[Data shown start]
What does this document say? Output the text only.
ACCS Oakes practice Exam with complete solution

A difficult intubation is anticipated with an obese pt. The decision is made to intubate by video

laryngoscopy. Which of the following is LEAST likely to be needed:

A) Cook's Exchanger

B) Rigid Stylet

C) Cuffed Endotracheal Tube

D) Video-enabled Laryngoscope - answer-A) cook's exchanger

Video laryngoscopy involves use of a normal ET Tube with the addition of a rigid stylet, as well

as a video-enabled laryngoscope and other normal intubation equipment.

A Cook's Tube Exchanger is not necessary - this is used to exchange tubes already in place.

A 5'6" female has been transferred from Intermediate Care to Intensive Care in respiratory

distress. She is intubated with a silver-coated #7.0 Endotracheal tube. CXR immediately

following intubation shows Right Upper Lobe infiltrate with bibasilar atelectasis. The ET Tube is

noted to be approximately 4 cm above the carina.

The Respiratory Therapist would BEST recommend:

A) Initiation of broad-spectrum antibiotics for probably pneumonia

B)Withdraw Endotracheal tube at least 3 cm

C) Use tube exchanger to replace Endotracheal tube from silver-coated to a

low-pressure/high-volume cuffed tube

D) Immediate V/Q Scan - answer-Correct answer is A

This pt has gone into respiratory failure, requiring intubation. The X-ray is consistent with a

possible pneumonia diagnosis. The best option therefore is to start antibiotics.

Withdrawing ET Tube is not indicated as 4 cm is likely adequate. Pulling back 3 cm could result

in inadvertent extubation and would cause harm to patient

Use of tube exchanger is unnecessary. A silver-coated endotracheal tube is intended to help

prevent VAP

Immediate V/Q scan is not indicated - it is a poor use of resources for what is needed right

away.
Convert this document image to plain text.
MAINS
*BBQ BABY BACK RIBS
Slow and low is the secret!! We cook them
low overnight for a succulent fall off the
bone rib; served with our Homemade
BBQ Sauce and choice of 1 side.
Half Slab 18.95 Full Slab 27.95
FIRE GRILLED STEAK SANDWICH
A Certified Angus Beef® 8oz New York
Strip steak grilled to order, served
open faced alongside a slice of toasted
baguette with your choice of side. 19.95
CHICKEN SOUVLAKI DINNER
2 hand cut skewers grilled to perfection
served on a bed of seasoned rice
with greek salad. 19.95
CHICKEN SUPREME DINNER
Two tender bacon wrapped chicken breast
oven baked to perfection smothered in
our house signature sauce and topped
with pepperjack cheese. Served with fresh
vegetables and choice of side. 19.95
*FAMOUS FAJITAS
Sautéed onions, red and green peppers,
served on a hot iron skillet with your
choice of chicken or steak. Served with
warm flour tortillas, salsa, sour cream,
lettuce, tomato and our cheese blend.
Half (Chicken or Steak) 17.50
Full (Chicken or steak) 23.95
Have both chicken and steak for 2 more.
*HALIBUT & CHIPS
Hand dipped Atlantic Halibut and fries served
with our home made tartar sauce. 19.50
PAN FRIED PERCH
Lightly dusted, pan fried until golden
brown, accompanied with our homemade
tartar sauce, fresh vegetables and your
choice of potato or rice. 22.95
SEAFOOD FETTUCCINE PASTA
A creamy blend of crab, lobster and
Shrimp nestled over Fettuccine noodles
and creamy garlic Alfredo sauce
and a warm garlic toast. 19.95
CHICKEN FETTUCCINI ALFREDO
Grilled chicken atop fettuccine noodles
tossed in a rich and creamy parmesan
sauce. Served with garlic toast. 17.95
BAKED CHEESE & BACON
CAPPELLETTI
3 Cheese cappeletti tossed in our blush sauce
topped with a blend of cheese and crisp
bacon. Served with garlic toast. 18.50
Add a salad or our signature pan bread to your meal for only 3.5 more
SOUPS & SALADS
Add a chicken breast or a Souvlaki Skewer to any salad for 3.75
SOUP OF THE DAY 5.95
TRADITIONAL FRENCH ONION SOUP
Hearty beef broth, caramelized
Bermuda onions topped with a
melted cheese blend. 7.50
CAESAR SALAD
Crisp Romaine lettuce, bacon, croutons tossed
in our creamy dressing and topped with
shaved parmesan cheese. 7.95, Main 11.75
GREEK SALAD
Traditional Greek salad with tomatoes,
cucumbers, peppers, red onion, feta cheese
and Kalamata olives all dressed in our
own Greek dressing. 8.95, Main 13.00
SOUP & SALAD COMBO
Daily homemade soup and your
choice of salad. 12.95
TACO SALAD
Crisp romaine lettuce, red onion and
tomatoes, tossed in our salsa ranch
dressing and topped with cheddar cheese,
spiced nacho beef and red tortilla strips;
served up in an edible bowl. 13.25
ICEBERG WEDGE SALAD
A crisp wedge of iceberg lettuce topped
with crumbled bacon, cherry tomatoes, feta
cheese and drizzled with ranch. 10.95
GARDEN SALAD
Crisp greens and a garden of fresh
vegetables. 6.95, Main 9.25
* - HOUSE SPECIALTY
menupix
[Data shown end]
_What the task requires_: Locate each line with the word "vegetables" and copy it.

_Exercise response_:
vegetables and choice of side. 19.95
tartar sauce, fresh vegetables and your
vegetables. 6.95, Main 9.25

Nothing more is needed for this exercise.